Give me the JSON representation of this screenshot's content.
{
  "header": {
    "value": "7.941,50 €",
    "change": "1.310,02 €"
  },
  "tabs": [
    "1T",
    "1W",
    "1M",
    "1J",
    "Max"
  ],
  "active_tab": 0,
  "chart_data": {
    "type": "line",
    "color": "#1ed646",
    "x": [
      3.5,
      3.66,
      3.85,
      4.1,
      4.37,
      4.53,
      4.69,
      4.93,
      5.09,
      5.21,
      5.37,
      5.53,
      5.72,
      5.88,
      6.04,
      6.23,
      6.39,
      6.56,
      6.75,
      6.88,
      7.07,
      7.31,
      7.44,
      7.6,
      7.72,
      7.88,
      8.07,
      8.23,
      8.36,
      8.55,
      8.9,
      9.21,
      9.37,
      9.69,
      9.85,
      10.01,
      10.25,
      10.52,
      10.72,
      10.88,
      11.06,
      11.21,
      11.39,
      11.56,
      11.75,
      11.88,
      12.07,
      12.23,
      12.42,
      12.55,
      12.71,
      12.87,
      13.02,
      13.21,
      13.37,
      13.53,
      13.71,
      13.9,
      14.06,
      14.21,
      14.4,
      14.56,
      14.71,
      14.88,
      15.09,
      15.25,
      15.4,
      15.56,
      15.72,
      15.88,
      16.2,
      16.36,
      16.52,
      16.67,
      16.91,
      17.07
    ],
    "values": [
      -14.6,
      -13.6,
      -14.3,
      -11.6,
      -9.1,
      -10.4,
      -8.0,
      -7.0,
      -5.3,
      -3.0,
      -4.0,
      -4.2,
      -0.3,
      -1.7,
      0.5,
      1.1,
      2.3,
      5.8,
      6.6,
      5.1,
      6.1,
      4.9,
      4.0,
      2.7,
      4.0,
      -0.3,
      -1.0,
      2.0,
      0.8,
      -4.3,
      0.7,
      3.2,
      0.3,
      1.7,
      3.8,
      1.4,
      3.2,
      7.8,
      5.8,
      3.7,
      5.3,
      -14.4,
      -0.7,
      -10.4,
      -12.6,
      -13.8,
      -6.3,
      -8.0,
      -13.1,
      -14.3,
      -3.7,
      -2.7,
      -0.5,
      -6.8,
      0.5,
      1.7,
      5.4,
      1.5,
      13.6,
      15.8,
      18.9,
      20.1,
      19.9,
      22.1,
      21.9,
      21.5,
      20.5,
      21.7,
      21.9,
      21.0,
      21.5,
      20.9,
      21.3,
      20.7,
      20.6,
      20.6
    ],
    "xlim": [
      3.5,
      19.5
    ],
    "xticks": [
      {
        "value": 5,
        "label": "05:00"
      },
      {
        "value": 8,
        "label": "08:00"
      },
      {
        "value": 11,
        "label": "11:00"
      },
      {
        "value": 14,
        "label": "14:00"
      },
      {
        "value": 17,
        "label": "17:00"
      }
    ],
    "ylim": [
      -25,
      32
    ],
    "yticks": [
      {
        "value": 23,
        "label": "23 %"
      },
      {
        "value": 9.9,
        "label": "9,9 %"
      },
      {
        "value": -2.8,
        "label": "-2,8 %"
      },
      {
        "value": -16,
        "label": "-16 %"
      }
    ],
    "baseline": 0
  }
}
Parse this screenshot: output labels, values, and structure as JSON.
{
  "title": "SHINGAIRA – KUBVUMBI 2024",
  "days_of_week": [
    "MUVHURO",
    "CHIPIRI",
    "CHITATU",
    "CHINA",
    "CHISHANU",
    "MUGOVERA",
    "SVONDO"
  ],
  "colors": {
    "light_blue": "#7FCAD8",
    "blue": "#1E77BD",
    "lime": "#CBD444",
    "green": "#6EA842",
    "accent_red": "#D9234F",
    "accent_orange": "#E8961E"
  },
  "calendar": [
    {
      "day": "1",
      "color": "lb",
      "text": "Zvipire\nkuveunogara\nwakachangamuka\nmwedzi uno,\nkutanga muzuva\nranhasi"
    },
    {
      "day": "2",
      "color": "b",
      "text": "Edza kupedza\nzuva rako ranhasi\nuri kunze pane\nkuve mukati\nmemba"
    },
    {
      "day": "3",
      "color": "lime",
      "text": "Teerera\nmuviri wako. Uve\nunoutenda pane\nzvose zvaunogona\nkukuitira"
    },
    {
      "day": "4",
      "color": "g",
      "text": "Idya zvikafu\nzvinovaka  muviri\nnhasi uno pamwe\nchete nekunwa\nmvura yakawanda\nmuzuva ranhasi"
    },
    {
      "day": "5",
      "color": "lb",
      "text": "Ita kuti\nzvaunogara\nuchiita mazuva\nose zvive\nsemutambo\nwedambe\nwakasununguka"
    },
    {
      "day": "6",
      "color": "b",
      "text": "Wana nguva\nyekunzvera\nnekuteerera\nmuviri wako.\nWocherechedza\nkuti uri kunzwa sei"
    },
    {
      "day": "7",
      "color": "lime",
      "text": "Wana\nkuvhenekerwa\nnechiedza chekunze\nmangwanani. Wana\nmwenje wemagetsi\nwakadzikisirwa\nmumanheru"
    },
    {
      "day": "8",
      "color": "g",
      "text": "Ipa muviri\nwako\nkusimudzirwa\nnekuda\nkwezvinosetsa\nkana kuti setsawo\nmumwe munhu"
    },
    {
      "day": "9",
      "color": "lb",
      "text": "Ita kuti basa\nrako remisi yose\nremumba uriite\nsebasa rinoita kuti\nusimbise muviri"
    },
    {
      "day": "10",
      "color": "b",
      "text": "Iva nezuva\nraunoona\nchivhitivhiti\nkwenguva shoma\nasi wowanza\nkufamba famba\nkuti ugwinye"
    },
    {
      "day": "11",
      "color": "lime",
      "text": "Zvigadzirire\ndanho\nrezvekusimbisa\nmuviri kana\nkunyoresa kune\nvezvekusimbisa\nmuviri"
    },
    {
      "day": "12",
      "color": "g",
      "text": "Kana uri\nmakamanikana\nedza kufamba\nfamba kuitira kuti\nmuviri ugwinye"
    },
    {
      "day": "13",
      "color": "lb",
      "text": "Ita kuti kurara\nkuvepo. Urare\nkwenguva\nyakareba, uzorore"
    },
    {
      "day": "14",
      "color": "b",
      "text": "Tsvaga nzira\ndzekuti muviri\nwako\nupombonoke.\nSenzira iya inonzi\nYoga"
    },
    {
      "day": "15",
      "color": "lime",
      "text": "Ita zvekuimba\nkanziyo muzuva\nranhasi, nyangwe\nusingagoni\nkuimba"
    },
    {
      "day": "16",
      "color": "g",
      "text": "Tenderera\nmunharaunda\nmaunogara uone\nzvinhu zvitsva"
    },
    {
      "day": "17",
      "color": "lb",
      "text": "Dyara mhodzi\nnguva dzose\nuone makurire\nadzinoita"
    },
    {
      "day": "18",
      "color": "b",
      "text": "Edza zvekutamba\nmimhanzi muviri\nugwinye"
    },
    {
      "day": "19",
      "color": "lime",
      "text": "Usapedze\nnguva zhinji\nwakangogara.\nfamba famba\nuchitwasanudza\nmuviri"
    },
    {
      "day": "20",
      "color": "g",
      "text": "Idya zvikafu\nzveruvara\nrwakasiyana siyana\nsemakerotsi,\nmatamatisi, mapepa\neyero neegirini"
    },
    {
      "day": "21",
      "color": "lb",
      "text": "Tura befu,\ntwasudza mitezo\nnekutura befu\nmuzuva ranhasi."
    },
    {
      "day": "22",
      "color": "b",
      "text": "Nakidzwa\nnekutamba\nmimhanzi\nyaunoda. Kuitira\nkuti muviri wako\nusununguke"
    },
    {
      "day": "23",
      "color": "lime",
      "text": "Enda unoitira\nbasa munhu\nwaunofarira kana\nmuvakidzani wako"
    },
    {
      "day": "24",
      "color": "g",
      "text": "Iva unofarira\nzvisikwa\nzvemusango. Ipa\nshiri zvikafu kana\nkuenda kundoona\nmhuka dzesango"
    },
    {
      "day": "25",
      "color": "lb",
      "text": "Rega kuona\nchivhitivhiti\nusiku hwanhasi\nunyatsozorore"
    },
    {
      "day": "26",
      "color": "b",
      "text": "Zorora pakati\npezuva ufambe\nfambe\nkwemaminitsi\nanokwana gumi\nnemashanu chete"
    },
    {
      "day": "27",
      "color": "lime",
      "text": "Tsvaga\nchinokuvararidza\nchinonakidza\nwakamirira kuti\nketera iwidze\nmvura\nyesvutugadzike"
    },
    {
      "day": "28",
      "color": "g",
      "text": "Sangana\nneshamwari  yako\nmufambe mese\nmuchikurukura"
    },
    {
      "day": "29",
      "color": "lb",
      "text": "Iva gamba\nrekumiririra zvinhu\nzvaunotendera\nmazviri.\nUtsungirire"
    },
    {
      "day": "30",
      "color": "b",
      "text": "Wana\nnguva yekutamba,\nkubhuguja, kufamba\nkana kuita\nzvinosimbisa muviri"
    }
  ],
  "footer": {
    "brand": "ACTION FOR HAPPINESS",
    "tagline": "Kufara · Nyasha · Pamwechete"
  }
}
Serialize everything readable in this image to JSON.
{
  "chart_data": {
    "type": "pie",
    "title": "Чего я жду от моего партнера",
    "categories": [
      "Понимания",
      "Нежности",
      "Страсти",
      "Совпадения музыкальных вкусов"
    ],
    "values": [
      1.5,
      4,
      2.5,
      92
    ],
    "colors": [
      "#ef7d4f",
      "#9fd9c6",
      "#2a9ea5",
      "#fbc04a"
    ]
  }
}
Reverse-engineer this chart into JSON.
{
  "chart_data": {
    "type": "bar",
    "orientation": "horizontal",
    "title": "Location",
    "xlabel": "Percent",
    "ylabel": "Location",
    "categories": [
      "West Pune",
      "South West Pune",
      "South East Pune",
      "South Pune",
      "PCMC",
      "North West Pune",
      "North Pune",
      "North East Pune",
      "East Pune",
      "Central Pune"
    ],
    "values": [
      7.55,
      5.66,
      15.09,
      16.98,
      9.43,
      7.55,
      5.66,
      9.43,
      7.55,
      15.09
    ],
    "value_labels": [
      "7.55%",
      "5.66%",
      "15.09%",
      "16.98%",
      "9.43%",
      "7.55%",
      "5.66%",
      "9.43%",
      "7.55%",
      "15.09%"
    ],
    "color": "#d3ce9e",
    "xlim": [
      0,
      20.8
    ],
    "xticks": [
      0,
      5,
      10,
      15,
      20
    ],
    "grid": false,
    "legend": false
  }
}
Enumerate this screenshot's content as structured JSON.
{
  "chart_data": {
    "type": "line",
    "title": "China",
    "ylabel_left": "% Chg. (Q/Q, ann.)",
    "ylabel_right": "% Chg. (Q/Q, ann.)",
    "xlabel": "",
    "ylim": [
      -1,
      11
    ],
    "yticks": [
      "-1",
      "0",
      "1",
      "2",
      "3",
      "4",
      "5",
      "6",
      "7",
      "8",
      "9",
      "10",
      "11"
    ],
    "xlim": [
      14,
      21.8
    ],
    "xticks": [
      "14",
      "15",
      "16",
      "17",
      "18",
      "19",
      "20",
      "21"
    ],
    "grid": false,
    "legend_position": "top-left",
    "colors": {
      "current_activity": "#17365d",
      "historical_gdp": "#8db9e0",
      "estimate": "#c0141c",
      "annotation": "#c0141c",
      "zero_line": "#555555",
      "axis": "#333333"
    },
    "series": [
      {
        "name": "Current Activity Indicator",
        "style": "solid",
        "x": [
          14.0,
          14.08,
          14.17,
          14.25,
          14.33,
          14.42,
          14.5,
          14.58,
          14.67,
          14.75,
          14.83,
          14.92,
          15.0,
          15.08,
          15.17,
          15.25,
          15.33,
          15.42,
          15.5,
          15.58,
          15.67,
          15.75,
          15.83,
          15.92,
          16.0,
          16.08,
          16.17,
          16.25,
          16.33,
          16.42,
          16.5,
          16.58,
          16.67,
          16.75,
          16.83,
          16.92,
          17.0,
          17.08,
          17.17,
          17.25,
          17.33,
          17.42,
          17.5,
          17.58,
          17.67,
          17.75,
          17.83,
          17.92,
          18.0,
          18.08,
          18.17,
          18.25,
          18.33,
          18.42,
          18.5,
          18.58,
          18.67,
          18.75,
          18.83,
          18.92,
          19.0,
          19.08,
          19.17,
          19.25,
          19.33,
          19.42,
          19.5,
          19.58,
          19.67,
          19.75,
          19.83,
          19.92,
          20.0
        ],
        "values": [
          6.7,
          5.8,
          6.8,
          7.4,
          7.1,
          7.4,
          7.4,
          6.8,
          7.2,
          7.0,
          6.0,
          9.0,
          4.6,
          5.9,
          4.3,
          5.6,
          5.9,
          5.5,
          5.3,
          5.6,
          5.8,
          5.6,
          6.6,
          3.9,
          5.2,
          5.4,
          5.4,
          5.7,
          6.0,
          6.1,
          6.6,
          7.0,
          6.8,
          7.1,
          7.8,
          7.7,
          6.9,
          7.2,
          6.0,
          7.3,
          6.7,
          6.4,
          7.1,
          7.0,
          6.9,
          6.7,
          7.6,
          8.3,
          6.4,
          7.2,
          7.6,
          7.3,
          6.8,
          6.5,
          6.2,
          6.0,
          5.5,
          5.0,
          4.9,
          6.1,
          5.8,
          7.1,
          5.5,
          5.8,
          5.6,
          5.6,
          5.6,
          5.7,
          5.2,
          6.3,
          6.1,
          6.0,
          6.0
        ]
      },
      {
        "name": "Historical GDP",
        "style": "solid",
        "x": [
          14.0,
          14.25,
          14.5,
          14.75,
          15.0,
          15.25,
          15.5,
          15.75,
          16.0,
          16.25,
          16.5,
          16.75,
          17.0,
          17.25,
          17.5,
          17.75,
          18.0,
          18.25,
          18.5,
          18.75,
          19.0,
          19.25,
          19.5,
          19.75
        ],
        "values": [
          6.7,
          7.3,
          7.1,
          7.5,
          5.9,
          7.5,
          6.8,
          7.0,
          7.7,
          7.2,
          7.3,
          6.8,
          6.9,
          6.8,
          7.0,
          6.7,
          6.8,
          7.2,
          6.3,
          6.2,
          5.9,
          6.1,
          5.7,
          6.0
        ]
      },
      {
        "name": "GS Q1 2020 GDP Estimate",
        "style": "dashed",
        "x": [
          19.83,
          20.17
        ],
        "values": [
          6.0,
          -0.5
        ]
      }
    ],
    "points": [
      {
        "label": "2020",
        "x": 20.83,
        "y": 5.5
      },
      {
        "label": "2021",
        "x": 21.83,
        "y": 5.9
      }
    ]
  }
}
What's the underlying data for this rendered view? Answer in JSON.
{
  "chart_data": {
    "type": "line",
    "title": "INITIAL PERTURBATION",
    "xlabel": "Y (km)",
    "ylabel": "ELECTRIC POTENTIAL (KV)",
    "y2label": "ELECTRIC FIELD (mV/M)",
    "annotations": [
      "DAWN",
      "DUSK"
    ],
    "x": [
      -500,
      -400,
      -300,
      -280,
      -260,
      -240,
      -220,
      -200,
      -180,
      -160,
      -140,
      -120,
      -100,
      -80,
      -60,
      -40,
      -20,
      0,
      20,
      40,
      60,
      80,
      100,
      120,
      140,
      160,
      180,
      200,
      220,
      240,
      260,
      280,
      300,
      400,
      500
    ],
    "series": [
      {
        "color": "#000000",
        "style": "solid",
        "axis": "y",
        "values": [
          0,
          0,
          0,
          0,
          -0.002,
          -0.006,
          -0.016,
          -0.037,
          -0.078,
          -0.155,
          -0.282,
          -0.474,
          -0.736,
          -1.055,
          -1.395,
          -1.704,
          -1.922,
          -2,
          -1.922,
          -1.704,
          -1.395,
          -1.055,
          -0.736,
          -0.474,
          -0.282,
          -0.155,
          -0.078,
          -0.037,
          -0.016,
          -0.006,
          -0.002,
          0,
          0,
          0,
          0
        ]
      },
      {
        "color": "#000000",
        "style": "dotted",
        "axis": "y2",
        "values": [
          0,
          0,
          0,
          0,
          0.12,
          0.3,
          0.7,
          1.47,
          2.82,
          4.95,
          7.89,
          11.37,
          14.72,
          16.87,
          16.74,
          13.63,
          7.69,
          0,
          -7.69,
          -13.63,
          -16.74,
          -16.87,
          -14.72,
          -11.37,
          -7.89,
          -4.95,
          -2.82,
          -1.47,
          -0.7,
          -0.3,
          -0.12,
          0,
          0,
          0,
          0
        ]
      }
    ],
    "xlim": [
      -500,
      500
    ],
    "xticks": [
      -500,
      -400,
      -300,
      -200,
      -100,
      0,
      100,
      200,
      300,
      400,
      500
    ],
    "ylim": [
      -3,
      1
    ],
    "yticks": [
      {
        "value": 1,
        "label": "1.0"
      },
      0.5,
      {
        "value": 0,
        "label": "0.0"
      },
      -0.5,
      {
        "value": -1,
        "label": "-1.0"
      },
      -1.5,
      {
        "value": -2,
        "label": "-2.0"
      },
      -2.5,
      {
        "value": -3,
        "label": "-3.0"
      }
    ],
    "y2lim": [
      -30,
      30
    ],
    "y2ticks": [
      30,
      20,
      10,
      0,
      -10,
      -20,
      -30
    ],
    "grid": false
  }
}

===

Directive –
Select every line of the material above holding the word "false" and copy it.

Finished answer –
    "grid": false,
    "legend": false
    "grid": false,
    "grid": false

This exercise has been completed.